● **Stated task**: Look through the data for the string "entre". Copy every line where it is found.

● **Records shown**:
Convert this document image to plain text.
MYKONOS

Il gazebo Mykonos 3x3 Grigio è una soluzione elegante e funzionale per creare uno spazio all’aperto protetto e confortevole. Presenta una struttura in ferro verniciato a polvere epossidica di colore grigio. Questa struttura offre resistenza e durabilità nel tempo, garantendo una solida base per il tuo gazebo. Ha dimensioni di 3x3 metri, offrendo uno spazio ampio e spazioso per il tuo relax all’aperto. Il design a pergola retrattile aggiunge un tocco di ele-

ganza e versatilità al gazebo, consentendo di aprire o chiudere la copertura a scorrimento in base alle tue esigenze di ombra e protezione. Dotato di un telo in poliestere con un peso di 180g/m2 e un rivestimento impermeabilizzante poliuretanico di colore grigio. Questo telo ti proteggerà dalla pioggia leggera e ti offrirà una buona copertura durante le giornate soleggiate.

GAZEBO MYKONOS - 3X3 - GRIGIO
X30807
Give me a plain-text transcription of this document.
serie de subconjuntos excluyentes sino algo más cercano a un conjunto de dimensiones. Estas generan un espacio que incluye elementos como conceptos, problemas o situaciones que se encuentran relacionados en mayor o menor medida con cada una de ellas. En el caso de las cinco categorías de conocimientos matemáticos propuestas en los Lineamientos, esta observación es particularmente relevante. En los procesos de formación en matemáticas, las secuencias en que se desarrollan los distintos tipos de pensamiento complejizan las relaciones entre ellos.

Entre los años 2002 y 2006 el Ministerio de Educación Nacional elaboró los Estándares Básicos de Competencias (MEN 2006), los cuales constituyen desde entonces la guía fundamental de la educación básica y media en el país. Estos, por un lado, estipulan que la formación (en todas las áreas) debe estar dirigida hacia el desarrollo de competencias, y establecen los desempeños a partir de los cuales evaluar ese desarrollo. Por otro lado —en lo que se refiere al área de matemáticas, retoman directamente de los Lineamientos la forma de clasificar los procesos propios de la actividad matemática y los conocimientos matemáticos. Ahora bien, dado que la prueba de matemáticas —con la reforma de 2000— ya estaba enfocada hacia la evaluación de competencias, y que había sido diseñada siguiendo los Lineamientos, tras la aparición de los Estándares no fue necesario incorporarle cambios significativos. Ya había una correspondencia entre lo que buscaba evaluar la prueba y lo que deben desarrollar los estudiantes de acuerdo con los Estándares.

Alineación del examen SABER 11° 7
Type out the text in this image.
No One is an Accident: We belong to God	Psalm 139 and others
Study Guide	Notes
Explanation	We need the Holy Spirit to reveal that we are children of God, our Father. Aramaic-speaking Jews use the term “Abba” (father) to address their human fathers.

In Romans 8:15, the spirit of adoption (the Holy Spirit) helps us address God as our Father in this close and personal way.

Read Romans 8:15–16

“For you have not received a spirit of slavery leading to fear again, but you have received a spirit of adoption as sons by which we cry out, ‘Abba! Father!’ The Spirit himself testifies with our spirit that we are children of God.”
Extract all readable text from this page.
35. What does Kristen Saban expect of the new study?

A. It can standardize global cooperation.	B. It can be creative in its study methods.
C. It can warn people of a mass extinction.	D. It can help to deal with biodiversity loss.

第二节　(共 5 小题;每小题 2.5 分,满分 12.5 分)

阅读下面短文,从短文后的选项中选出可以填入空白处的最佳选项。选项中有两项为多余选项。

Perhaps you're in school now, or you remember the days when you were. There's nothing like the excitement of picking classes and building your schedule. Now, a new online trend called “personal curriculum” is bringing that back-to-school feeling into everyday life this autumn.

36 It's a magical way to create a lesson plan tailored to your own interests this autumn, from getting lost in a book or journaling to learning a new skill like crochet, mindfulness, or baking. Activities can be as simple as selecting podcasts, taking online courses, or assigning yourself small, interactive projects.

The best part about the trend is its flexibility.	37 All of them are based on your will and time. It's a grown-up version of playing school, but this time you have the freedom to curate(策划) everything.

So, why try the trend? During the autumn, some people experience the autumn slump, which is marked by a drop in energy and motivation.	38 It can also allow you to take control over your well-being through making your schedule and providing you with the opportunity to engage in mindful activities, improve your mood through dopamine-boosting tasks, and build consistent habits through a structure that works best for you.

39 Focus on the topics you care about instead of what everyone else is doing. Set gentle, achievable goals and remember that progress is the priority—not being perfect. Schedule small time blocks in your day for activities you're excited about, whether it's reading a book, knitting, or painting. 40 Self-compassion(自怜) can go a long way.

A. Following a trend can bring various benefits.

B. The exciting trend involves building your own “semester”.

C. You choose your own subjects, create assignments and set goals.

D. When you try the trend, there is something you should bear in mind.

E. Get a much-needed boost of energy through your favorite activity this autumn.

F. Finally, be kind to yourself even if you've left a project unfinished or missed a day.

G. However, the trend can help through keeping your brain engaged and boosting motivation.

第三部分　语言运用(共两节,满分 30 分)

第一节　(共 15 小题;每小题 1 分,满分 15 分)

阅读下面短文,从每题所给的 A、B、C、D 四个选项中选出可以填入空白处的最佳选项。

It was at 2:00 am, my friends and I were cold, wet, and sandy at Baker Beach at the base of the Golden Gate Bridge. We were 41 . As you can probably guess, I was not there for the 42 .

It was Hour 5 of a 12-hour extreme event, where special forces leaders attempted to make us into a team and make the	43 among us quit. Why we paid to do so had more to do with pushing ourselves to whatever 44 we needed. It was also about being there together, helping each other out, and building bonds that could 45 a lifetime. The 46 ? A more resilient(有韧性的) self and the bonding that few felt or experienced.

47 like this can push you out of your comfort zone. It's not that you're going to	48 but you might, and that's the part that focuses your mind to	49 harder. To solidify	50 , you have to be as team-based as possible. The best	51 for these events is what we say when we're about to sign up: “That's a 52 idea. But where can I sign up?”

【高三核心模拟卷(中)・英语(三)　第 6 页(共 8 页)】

● **Response to the task**:
serie de subconjuntos excluyentes sino algo más cercano a un conjunto de dimensiones. Estas generan un espacio que incluye elementos como conceptos, problemas o situaciones que se encuentran relacionados en mayor o menor medida con cada una de ellas. En el caso de las cinco categorías de conocimientos matemáticos propuestas en los Lineamientos, esta observación es particularmente relevante. En los procesos de formación en matemáticas, las secuencias en que se desarrollan los distintos tipos de pensamiento complejizan las relaciones entre ellos.
Entre los años 2002 y 2006 el Ministerio de Educación Nacional elaboró los Estándares Básicos de Competencias (MEN 2006), los cuales constituyen desde entonces la guía fundamental de la educación básica y media en el país. Estos, por un lado, estipulan que la formación (en todas las áreas) debe estar dirigida hacia el desarrollo de competencias, y establecen los desempeños a partir de los cuales evaluar ese desarrollo. Por otro lado —en lo que se refiere al área de matemáticas, retoman directamente de los Lineamientos la forma de clasificar los procesos propios de la actividad matemática y los conocimientos matemáticos. Ahora bien, dado que la prueba de matemáticas —con la reforma de 2000— ya estaba enfocada hacia la evaluación de competencias, y que había sido diseñada siguiendo los Lineamientos, tras la aparición de los Estándares no fue necesario incorporarle cambios significativos. Ya había una correspondencia entre lo que buscaba evaluar la prueba y lo que deben desarrollar los estudiantes de acuerdo con los Estándares.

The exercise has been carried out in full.